**Recorded information**
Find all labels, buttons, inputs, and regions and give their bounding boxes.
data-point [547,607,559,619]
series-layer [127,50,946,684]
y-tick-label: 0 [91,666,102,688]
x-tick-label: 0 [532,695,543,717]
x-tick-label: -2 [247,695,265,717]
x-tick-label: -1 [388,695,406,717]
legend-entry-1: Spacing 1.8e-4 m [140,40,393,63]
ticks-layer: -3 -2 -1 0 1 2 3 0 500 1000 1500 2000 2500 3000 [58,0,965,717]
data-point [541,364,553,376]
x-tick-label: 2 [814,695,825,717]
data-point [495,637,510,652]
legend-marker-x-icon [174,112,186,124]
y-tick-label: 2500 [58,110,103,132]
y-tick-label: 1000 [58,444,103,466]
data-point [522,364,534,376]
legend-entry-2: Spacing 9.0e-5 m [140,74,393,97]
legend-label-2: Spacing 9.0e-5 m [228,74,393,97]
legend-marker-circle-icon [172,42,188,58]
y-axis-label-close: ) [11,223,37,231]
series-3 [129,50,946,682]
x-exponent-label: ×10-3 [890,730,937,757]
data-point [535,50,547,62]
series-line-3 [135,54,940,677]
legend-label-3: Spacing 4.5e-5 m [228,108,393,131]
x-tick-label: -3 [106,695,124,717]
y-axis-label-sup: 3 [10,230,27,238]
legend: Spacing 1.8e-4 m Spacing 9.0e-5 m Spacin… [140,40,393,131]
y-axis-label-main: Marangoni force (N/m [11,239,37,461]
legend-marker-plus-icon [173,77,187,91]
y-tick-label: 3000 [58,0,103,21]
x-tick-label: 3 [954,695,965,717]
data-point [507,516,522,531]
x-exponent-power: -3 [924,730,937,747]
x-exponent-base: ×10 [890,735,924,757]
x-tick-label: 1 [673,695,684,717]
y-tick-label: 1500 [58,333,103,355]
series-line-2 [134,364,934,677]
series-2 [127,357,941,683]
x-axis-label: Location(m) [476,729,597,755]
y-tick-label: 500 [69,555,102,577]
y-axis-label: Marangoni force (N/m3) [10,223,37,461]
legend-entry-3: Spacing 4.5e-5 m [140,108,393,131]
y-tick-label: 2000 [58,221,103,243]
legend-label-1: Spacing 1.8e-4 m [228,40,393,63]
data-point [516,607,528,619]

**Exercise goal**
Please print every line of the material above without changing anything.

**Finished exercise**
Find all labels, buttons, inputs, and regions and give their bounding boxes.
data-point [547,607,559,619]
series-layer [127,50,946,684]
y-tick-label: 0 [91,666,102,688]
x-tick-label: 0 [532,695,543,717]
x-tick-label: -2 [247,695,265,717]
x-tick-label: -1 [388,695,406,717]
legend-entry-1: Spacing 1.8e-4 m [140,40,393,63]
ticks-layer: -3 -2 -1 0 1 2 3 0 500 1000 1500 2000 2500 3000 [58,0,965,717]
data-point [541,364,553,376]
x-tick-label: 2 [814,695,825,717]
data-point [495,637,510,652]
legend-marker-x-icon [174,112,186,124]
y-tick-label: 2500 [58,110,103,132]
y-tick-label: 1000 [58,444,103,466]
data-point [522,364,534,376]
legend-entry-2: Spacing 9.0e-5 m [140,74,393,97]
legend-label-2: Spacing 9.0e-5 m [228,74,393,97]
legend-marker-circle-icon [172,42,188,58]
y-axis-label-close: ) [11,223,37,231]
series-3 [129,50,946,682]
x-exponent-label: ×10-3 [890,730,937,757]
data-point [535,50,547,62]
series-line-3 [135,54,940,677]
legend-label-3: Spacing 4.5e-5 m [228,108,393,131]
x-tick-label: -3 [106,695,124,717]
y-axis-label-sup: 3 [10,230,27,238]
legend: Spacing 1.8e-4 m Spacing 9.0e-5 m Spacin… [140,40,393,131]
y-axis-label-main: Marangoni force (N/m [11,239,37,461]
legend-marker-plus-icon [173,77,187,91]
y-tick-label: 3000 [58,0,103,21]
x-tick-label: 3 [954,695,965,717]
data-point [507,516,522,531]
x-exponent-power: -3 [924,730,937,747]
x-exponent-base: ×10 [890,735,924,757]
x-tick-label: 1 [673,695,684,717]
y-tick-label: 1500 [58,333,103,355]
series-line-2 [134,364,934,677]
series-2 [127,357,941,683]
x-axis-label: Location(m) [476,729,597,755]
y-tick-label: 500 [69,555,102,577]
y-axis-label: Marangoni force (N/m3) [10,223,37,461]
legend-entry-3: Spacing 4.5e-5 m [140,108,393,131]
y-tick-label: 2000 [58,221,103,243]
legend-label-1: Spacing 1.8e-4 m [228,40,393,63]
data-point [516,607,528,619]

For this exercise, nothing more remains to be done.